引用文本 =>

# # # # #

爬虫学习记录（下）

3905字约13分钟

Spider

2024-03-15

如何查看函数参数和方法介绍

ctrl+鼠标左键点击函数

Selenium --- 过验证大杀器

pip install selenium

驱动安装-chrome

注意：若浏览器系统版本更新，需要更换chromedriver驱动

chrome浏览器输入chrome://version/查看浏览器系统版本，驱动版本匹配优先最近的老版本
进入Chrome for Testing 并选择stable（稳定版）
选择适合自己平台的chromedriver并复制链接进行下载解压并提取chromedriver文件（若仅有win32，则win32包含win64，下载即可）

法一：终端输入py -op查看python解释器路径，并把chromedriver移动到路径中

from selenium.webdriver import Chrome, Firefox, Ie, Safari, Edge

# 创建浏览器对象
web = Chrome()
url = "http://www.baidu.com"
web.get(url)

法二：将chromedriver移动到工程中，并在代码中加入chromedriver路径

# 简易版本--速度最快--因为驱动路径查找优先
from selenium.webdriver import Chrome
from selenium.webdriver.chrome.service import Service

# 若需要无头浏览器，则解开以下两条代码
options = Options()
# options.add_argument('--headless')
# options.add_argument("--disable-gpu") 

# 启动Chrome浏览器，并传入参数
web = Chrome(service=Service("./chromedriver.exe"), options=options)

# # # # #

所给信息 =>
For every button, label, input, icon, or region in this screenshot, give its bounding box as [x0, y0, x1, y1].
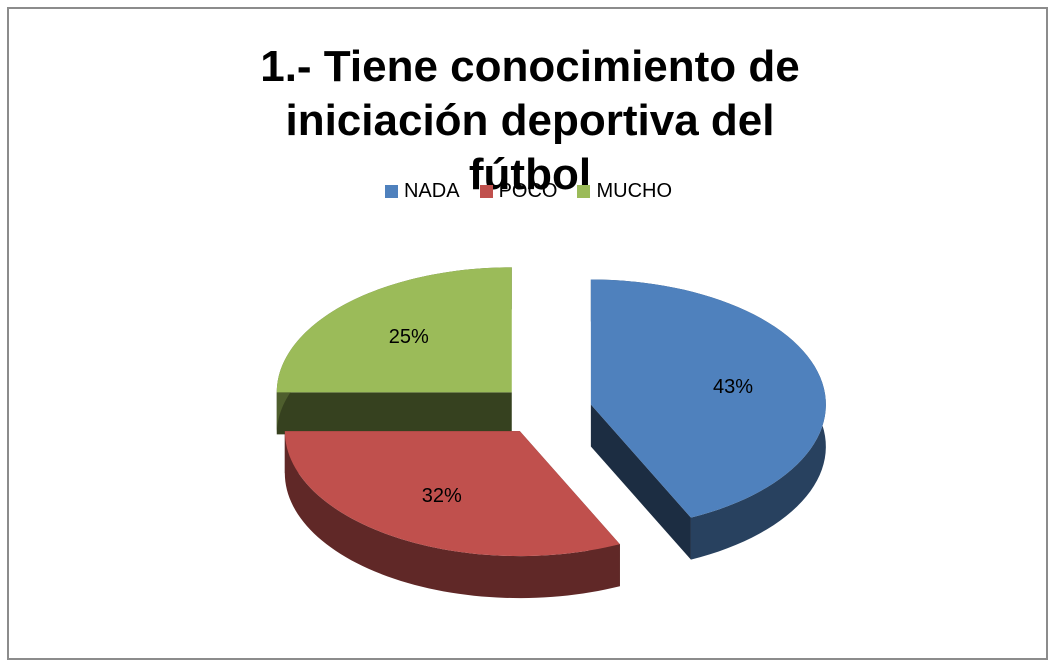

# # # # #

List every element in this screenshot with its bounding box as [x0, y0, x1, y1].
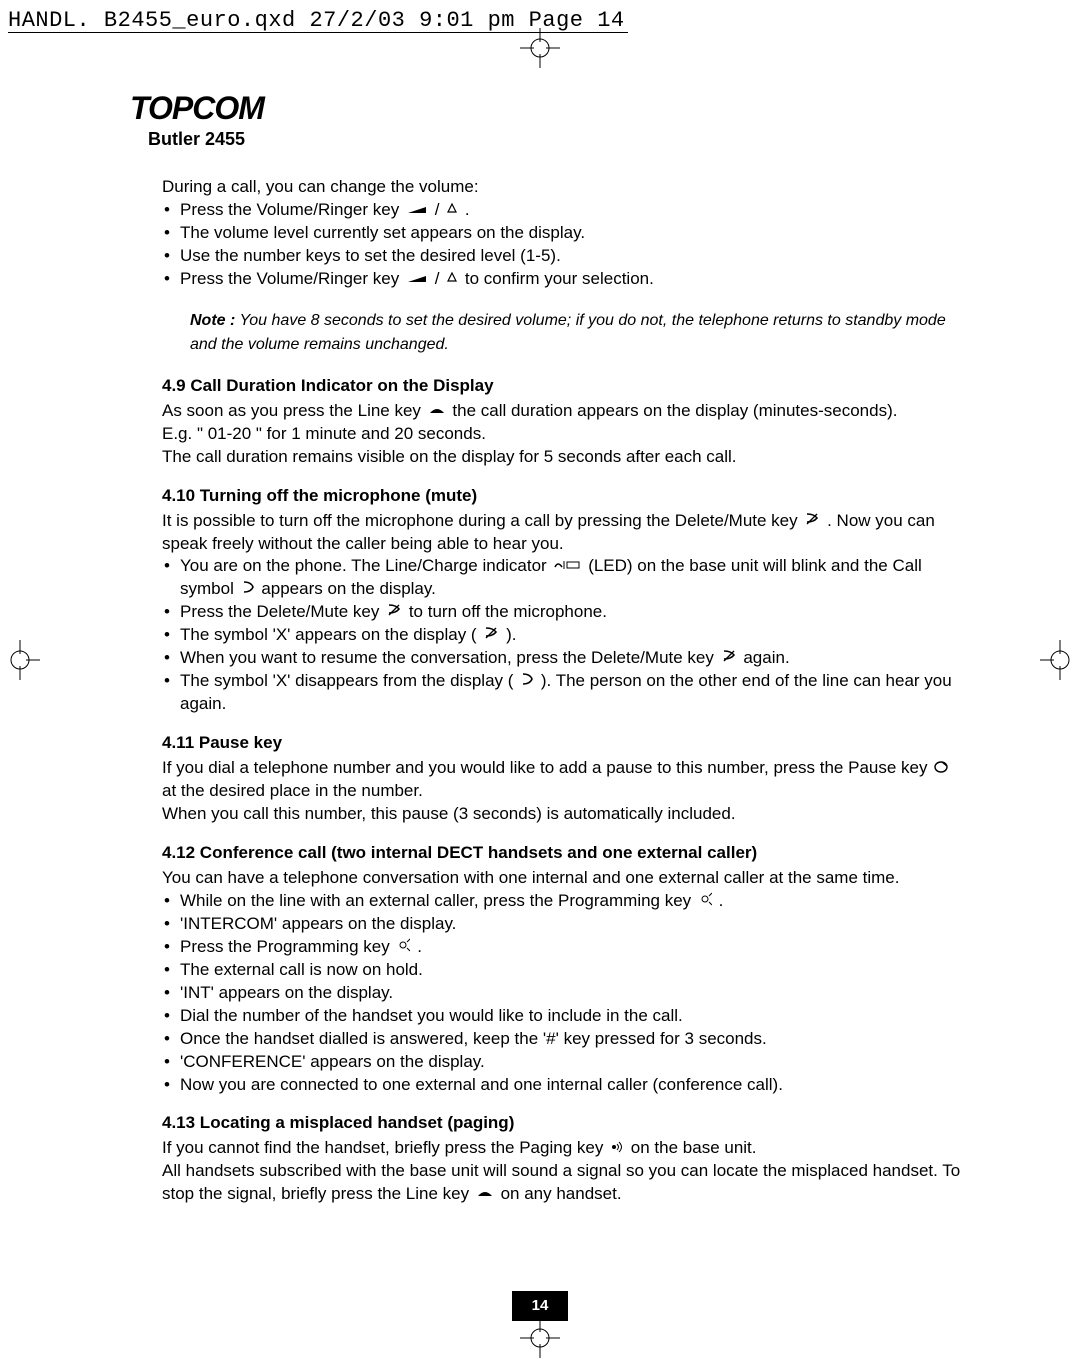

# # # # #

问题设定 =>
判断以下三项说法是否与引用文本相符，逐项回答"是"或"否"，并照录文本中起决定作用的原句。
1. 浏览器系统版本更新后，需要更换chromedriver驱动。
2. 匹配驱动版本时，应优先选择最近的新版本。
3. 法二代码中开启无头浏览器的两条语句默认已经生效。

问题解答 =>
1. 是。"若浏览器系统版本更新，需要更换chromedriver驱动"
2. 否。"驱动版本匹配优先最近的老版本"
3. 否。"若需要无头浏览器，则解开以下两条代码"